Dataset entries:

== == ==

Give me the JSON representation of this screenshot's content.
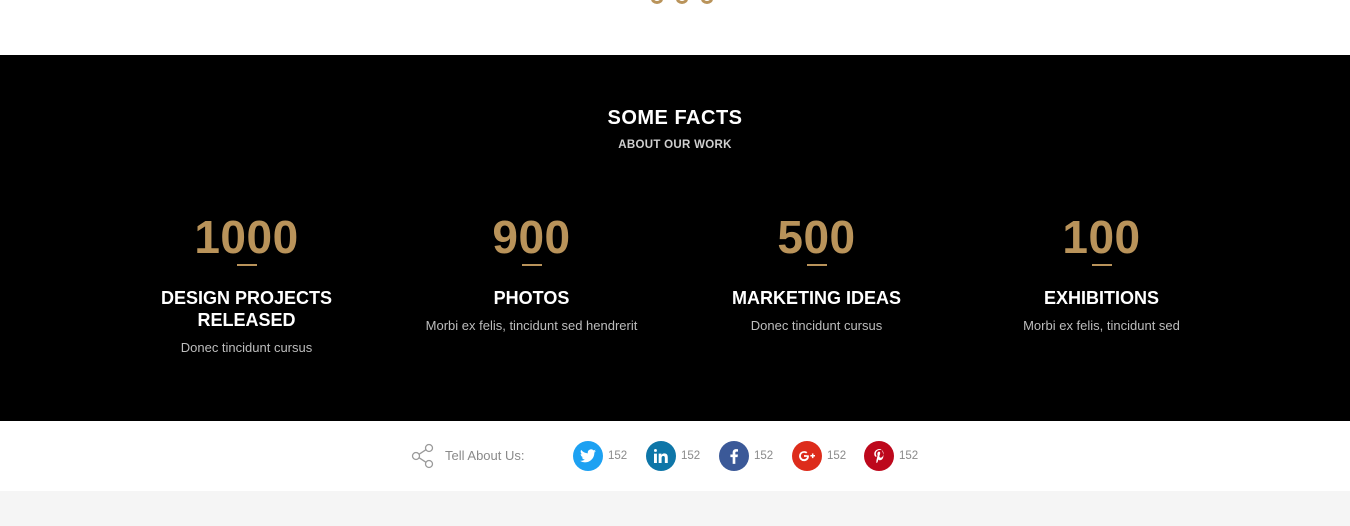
{
  "colors": {
    "accent": "#b9935a",
    "facts_bg": "#000000",
    "twitter": "#1da1f2",
    "linkedin": "#0e76a8",
    "facebook": "#3b5998",
    "googleplus": "#dd2c1b",
    "pinterest": "#bd081c"
  },
  "facts": {
    "title": "SOME FACTS",
    "subtitle": "ABOUT OUR WORK",
    "stats": [
      {
        "number": "1000",
        "title": "DESIGN PROJECTS RELEASED",
        "desc": "Donec tincidunt cursus"
      },
      {
        "number": "900",
        "title": "PHOTOS",
        "desc": "Morbi ex felis, tincidunt sed hendrerit"
      },
      {
        "number": "500",
        "title": "MARKETING IDEAS",
        "desc": "Donec tincidunt cursus"
      },
      {
        "number": "100",
        "title": "EXHIBITIONS",
        "desc": "Morbi ex felis, tincidunt sed"
      }
    ]
  },
  "share": {
    "label": "Tell About Us:",
    "icon": "share-icon",
    "networks": [
      {
        "name": "twitter",
        "icon": "twitter-icon",
        "count": "152"
      },
      {
        "name": "linkedin",
        "icon": "linkedin-icon",
        "count": "152"
      },
      {
        "name": "facebook",
        "icon": "facebook-icon",
        "count": "152"
      },
      {
        "name": "googleplus",
        "icon": "google-plus-icon",
        "count": "152"
      },
      {
        "name": "pinterest",
        "icon": "pinterest-icon",
        "count": "152"
      }
    ]
  }
}
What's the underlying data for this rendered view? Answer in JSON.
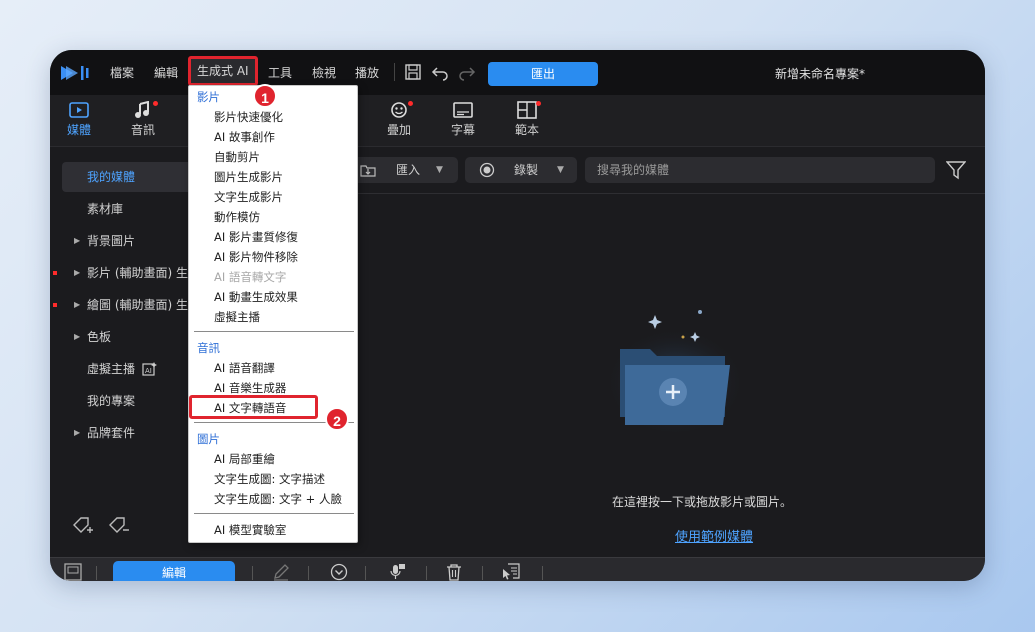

== == ==

### What you will do
In the records above, locate the lines holding the word "twitter". Copy each of them.

### Solution
    "twitter": "#1da1f2",
        "name": "twitter",
        "icon": "twitter-icon",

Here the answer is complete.